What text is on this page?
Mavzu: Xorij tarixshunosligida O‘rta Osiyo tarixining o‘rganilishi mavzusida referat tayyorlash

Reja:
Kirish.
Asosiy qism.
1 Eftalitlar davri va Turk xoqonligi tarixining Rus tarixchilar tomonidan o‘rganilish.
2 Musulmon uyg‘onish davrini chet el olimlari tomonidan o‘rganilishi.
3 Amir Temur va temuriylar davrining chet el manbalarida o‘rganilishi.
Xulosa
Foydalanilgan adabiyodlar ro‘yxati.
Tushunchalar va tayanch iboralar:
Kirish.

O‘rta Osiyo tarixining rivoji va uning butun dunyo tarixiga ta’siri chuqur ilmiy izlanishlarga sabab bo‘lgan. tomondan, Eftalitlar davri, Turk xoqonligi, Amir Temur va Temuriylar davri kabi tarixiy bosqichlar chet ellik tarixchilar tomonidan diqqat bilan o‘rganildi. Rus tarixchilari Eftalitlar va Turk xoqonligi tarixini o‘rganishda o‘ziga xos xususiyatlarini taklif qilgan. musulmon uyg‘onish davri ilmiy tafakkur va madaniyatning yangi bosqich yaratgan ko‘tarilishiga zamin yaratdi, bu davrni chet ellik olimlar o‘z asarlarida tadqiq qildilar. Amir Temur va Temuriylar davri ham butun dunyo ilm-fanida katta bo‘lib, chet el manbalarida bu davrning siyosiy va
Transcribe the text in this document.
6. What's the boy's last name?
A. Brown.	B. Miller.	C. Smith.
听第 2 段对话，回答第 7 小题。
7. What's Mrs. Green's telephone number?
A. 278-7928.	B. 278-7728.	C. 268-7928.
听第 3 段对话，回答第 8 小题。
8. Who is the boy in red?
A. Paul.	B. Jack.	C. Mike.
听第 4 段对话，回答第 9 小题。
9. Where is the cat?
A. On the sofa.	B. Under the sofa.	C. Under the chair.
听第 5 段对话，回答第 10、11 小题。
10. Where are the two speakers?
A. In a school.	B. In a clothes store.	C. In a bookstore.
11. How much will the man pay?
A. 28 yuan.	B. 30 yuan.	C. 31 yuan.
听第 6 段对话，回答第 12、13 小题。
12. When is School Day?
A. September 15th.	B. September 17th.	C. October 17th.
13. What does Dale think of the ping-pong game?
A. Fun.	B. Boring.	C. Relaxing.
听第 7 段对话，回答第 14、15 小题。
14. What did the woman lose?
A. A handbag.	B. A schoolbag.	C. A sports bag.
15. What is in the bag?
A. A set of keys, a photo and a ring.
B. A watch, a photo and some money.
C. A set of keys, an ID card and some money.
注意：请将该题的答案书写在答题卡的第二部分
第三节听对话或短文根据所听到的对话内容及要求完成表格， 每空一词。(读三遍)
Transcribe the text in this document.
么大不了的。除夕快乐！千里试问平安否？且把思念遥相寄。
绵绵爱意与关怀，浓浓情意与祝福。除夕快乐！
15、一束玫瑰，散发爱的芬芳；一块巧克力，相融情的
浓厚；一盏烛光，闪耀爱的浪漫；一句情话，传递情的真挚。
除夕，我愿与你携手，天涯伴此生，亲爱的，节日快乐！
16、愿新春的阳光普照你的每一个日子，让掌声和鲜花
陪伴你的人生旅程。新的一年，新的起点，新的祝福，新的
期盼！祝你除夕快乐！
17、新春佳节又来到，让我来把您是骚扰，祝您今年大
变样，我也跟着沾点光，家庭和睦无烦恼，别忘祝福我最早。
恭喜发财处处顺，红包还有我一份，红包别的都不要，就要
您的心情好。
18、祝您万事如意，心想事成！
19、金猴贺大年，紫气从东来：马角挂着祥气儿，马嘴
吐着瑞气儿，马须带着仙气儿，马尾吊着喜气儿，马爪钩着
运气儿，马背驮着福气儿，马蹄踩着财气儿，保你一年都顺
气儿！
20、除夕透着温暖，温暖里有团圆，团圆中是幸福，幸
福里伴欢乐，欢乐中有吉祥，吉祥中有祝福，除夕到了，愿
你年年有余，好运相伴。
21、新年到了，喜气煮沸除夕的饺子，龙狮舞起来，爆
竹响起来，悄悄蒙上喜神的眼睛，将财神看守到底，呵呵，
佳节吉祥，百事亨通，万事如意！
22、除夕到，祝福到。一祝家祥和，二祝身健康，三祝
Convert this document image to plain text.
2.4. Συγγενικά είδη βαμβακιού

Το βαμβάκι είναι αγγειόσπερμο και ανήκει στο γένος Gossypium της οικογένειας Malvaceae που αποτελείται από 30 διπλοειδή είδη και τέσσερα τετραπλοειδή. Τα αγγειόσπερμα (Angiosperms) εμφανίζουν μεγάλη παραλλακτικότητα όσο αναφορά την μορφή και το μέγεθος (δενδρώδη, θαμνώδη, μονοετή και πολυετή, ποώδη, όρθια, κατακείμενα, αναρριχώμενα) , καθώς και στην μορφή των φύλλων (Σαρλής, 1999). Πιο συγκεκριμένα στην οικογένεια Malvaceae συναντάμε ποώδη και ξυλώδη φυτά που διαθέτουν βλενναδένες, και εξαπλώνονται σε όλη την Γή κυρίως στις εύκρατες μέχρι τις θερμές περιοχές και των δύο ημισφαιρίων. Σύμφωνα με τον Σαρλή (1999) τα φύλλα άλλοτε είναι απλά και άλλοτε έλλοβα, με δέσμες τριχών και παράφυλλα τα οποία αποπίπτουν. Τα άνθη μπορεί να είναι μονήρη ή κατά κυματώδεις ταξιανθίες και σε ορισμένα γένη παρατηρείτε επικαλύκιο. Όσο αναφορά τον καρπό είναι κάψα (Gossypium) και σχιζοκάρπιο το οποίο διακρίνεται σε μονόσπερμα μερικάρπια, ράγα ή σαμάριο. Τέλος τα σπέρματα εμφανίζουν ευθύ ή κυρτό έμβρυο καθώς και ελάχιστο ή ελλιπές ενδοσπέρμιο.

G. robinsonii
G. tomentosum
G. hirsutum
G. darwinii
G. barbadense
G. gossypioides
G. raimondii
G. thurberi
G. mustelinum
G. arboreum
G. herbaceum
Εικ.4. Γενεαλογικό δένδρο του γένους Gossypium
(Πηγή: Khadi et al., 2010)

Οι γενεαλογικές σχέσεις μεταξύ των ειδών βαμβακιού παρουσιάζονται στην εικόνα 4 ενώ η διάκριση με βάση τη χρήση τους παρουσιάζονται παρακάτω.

=======

Find the word "tomonidan" in the entries, and copy every line it shows up in.

1 Eftalitlar davri va Turk xoqonligi tarixining Rus tarixchilar tomonidan o‘rganilish.
2 Musulmon uyg‘onish davrini chet el olimlari tomonidan o‘rganilishi.
O‘rta Osiyo tarixining rivoji va uning butun dunyo tarixiga ta’siri chuqur ilmiy izlanishlarga sabab bo‘lgan. tomondan, Eftalitlar davri, Turk xoqonligi, Amir Temur va Temuriylar davri kabi tarixiy bosqichlar chet ellik tarixchilar tomonidan diqqat bilan o‘rganildi. Rus tarixchilari Eftalitlar va Turk xoqonligi tarixini o‘rganishda o‘ziga xos xususiyatlarini taklif qilgan. musulmon uyg‘onish davri ilmiy tafakkur va madaniyatning yangi bosqich yaratgan ko‘tarilishiga zamin yaratdi, bu davrni chet ellik olimlar o‘z asarlarida tadqiq qildilar. Amir Temur va Temuriylar davri ham butun dunyo ilm-fanida katta bo‘lib, chet el manbalarida bu davrning siyosiy va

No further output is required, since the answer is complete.